*** MATERIAL SUPPLIED

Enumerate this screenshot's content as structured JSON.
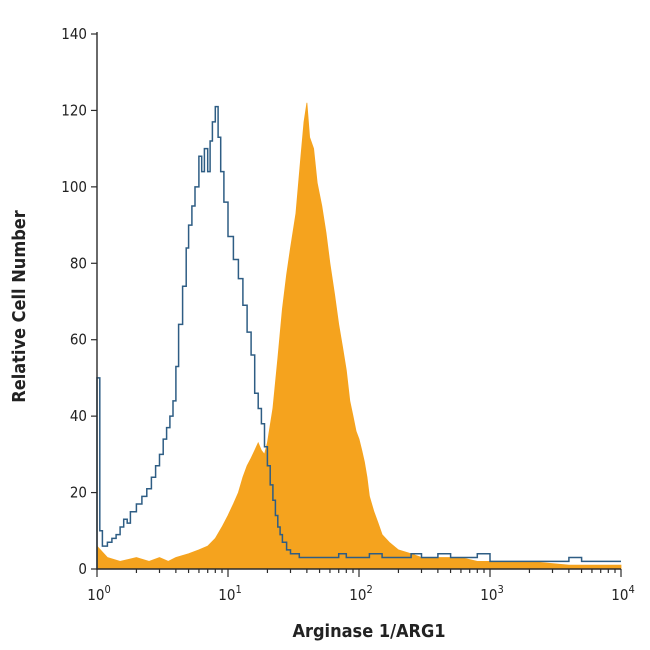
{
  "chart_data": {
    "type": "histogram",
    "xlabel": "Arginase 1/ARG1",
    "ylabel": "Relative Cell Number",
    "xscale": "log",
    "xlim": [
      1,
      10000
    ],
    "ylim": [
      0,
      140
    ],
    "x_ticks": [
      {
        "value": 1,
        "base": "10",
        "exp": "0"
      },
      {
        "value": 10,
        "base": "10",
        "exp": "1"
      },
      {
        "value": 100,
        "base": "10",
        "exp": "2"
      },
      {
        "value": 1000,
        "base": "10",
        "exp": "3"
      },
      {
        "value": 10000,
        "base": "10",
        "exp": "4"
      }
    ],
    "y_ticks": [
      0,
      20,
      40,
      60,
      80,
      100,
      120,
      140
    ],
    "grid": false,
    "series": [
      {
        "style": "filled",
        "color": "#F5A31E",
        "points": [
          [
            1.0,
            6
          ],
          [
            1.2,
            3
          ],
          [
            1.5,
            2
          ],
          [
            2.0,
            3
          ],
          [
            2.5,
            2
          ],
          [
            3.0,
            3
          ],
          [
            3.5,
            2
          ],
          [
            4.0,
            3
          ],
          [
            5.0,
            4
          ],
          [
            6.0,
            5
          ],
          [
            7.0,
            6
          ],
          [
            8.0,
            8
          ],
          [
            9.0,
            11
          ],
          [
            10.0,
            14
          ],
          [
            11.0,
            17
          ],
          [
            12.0,
            20
          ],
          [
            13.0,
            24
          ],
          [
            14.0,
            27
          ],
          [
            15.0,
            29
          ],
          [
            16.0,
            31
          ],
          [
            17.0,
            33
          ],
          [
            18.0,
            31
          ],
          [
            19.0,
            30
          ],
          [
            20.0,
            33
          ],
          [
            22.0,
            42
          ],
          [
            24.0,
            55
          ],
          [
            26.0,
            68
          ],
          [
            28.0,
            77
          ],
          [
            30.0,
            84
          ],
          [
            33.0,
            93
          ],
          [
            36.0,
            108
          ],
          [
            38.0,
            117
          ],
          [
            40.0,
            122
          ],
          [
            42.0,
            113
          ],
          [
            45.0,
            110
          ],
          [
            48.0,
            101
          ],
          [
            52.0,
            95
          ],
          [
            56.0,
            88
          ],
          [
            60.0,
            80
          ],
          [
            65.0,
            72
          ],
          [
            70.0,
            64
          ],
          [
            75.0,
            58
          ],
          [
            80.0,
            52
          ],
          [
            85.0,
            44
          ],
          [
            90.0,
            40
          ],
          [
            95.0,
            36
          ],
          [
            100.0,
            34
          ],
          [
            105.0,
            31
          ],
          [
            110.0,
            28
          ],
          [
            115.0,
            24
          ],
          [
            120.0,
            19
          ],
          [
            130.0,
            15
          ],
          [
            140.0,
            12
          ],
          [
            150.0,
            9
          ],
          [
            170.0,
            7
          ],
          [
            200.0,
            5
          ],
          [
            250.0,
            4
          ],
          [
            300.0,
            3
          ],
          [
            400.0,
            3
          ],
          [
            600.0,
            3
          ],
          [
            800.0,
            2
          ],
          [
            1000.0,
            2
          ],
          [
            2000.0,
            2
          ],
          [
            4000.0,
            1
          ],
          [
            10000.0,
            1
          ]
        ]
      },
      {
        "style": "outline",
        "color": "#2E5D84",
        "points": [
          [
            1.0,
            50
          ],
          [
            1.05,
            10
          ],
          [
            1.1,
            6
          ],
          [
            1.2,
            7
          ],
          [
            1.3,
            8
          ],
          [
            1.4,
            9
          ],
          [
            1.5,
            11
          ],
          [
            1.6,
            13
          ],
          [
            1.7,
            12
          ],
          [
            1.8,
            15
          ],
          [
            2.0,
            17
          ],
          [
            2.2,
            19
          ],
          [
            2.4,
            21
          ],
          [
            2.6,
            24
          ],
          [
            2.8,
            27
          ],
          [
            3.0,
            30
          ],
          [
            3.2,
            34
          ],
          [
            3.4,
            37
          ],
          [
            3.6,
            40
          ],
          [
            3.8,
            44
          ],
          [
            4.0,
            53
          ],
          [
            4.2,
            64
          ],
          [
            4.5,
            74
          ],
          [
            4.8,
            84
          ],
          [
            5.0,
            90
          ],
          [
            5.3,
            95
          ],
          [
            5.6,
            100
          ],
          [
            6.0,
            108
          ],
          [
            6.3,
            104
          ],
          [
            6.6,
            110
          ],
          [
            7.0,
            104
          ],
          [
            7.3,
            112
          ],
          [
            7.6,
            117
          ],
          [
            8.0,
            121
          ],
          [
            8.4,
            113
          ],
          [
            8.8,
            104
          ],
          [
            9.3,
            96
          ],
          [
            10.0,
            87
          ],
          [
            11.0,
            81
          ],
          [
            12.0,
            76
          ],
          [
            13.0,
            69
          ],
          [
            14.0,
            62
          ],
          [
            15.0,
            56
          ],
          [
            16.0,
            46
          ],
          [
            17.0,
            42
          ],
          [
            18.0,
            38
          ],
          [
            19.0,
            32
          ],
          [
            20.0,
            27
          ],
          [
            21.0,
            22
          ],
          [
            22.0,
            18
          ],
          [
            23.0,
            14
          ],
          [
            24.0,
            11
          ],
          [
            25.0,
            9
          ],
          [
            26.0,
            7
          ],
          [
            28.0,
            5
          ],
          [
            30.0,
            4
          ],
          [
            35.0,
            3
          ],
          [
            40.0,
            3
          ],
          [
            50.0,
            3
          ],
          [
            60.0,
            3
          ],
          [
            70.0,
            4
          ],
          [
            80.0,
            3
          ],
          [
            100.0,
            3
          ],
          [
            120.0,
            4
          ],
          [
            150.0,
            3
          ],
          [
            200.0,
            3
          ],
          [
            250.0,
            4
          ],
          [
            300.0,
            3
          ],
          [
            400.0,
            4
          ],
          [
            500.0,
            3
          ],
          [
            600.0,
            3
          ],
          [
            800.0,
            4
          ],
          [
            1000.0,
            2
          ],
          [
            2000.0,
            2
          ],
          [
            4000.0,
            3
          ],
          [
            5000.0,
            2
          ],
          [
            10000.0,
            2
          ]
        ]
      }
    ]
  }
}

******

WHAT YOU ARE ASKED TO DO: Select the lines from the entries that include the word "value".

FINAL ANSWER:
        "value": 1,
        "value": 10,
        "value": 100,
        "value": 1000,
        "value": 10000,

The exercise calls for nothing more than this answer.